• TASK STATEMENT: Reproduce the records below in full and exactly, without their images.

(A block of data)
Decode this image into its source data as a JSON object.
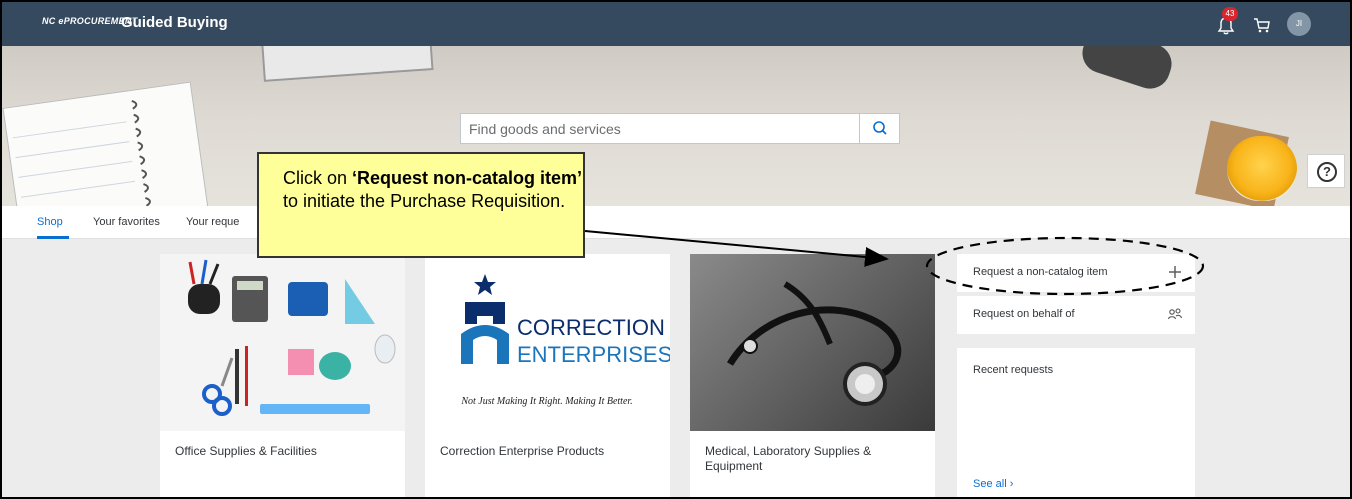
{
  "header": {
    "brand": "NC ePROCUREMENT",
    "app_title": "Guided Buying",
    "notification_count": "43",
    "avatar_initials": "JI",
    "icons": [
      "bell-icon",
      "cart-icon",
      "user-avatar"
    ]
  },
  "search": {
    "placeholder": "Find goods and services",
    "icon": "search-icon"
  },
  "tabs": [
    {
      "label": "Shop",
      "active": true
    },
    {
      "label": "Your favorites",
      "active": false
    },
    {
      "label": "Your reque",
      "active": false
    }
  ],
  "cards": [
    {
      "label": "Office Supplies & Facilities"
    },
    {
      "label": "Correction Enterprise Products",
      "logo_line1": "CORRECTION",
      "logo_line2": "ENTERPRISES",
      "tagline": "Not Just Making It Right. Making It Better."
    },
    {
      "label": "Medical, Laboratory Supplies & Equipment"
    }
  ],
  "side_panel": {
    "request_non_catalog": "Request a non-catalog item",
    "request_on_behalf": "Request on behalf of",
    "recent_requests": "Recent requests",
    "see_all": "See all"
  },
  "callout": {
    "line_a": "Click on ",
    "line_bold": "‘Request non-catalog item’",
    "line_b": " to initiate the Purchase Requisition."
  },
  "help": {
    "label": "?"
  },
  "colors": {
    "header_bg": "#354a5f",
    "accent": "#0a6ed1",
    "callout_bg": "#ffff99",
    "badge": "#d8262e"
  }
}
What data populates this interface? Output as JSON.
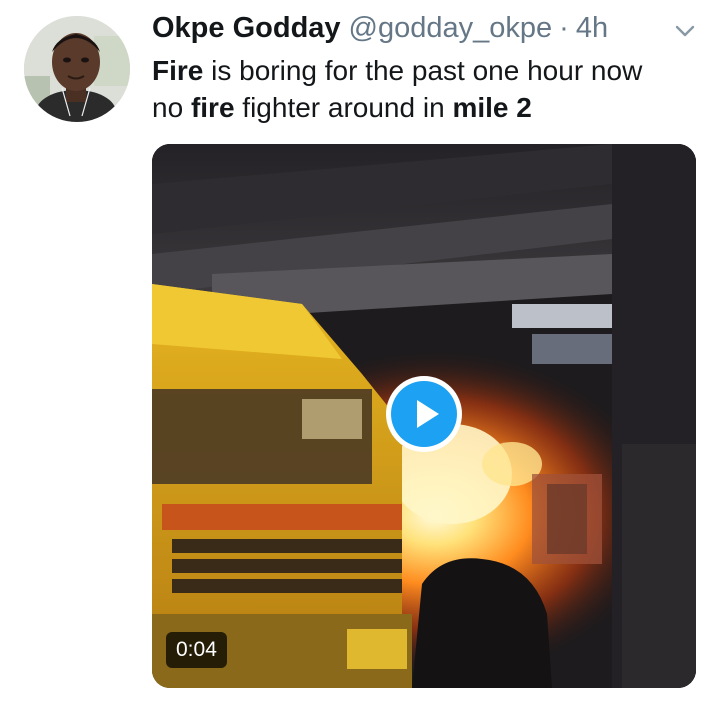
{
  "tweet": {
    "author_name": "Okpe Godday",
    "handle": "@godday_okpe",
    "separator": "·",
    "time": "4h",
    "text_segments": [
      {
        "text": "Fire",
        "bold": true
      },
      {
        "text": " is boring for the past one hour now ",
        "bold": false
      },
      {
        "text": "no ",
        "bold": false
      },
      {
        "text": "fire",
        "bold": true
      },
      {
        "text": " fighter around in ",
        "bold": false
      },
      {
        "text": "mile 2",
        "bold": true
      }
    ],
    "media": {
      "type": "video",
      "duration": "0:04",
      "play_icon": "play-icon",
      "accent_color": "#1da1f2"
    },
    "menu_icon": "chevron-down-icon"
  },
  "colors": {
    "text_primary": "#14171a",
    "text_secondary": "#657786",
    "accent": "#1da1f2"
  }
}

• RESULT OF THE TASK:
Decode this image into its source data as a JSON object.
{
  "header": {
    "brand": "NC ePROCUREMENT",
    "app_title": "Guided Buying",
    "notification_count": "43",
    "avatar_initials": "JI",
    "icons": [
      "bell-icon",
      "cart-icon",
      "user-avatar"
    ]
  },
  "search": {
    "placeholder": "Find goods and services",
    "icon": "search-icon"
  },
  "tabs": [
    {
      "label": "Shop",
      "active": true
    },
    {
      "label": "Your favorites",
      "active": false
    },
    {
      "label": "Your reque",
      "active": false
    }
  ],
  "cards": [
    {
      "label": "Office Supplies & Facilities"
    },
    {
      "label": "Correction Enterprise Products",
      "logo_line1": "CORRECTION",
      "logo_line2": "ENTERPRISES",
      "tagline": "Not Just Making It Right. Making It Better."
    },
    {
      "label": "Medical, Laboratory Supplies & Equipment"
    }
  ],
  "side_panel": {
    "request_non_catalog": "Request a non-catalog item",
    "request_on_behalf": "Request on behalf of",
    "recent_requests": "Recent requests",
    "see_all": "See all"
  },
  "callout": {
    "line_a": "Click on ",
    "line_bold": "‘Request non-catalog item’",
    "line_b": " to initiate the Purchase Requisition."
  },
  "help": {
    "label": "?"
  },
  "colors": {
    "header_bg": "#354a5f",
    "accent": "#0a6ed1",
    "callout_bg": "#ffff99",
    "badge": "#d8262e"
  }
}
What data populates this interface? Output as JSON.
{
  "tweet": {
    "author_name": "Okpe Godday",
    "handle": "@godday_okpe",
    "separator": "·",
    "time": "4h",
    "text_segments": [
      {
        "text": "Fire",
        "bold": true
      },
      {
        "text": " is boring for the past one hour now ",
        "bold": false
      },
      {
        "text": "no ",
        "bold": false
      },
      {
        "text": "fire",
        "bold": true
      },
      {
        "text": " fighter around in ",
        "bold": false
      },
      {
        "text": "mile 2",
        "bold": true
      }
    ],
    "media": {
      "type": "video",
      "duration": "0:04",
      "play_icon": "play-icon",
      "accent_color": "#1da1f2"
    },
    "menu_icon": "chevron-down-icon"
  },
  "colors": {
    "text_primary": "#14171a",
    "text_secondary": "#657786",
    "accent": "#1da1f2"
  }
}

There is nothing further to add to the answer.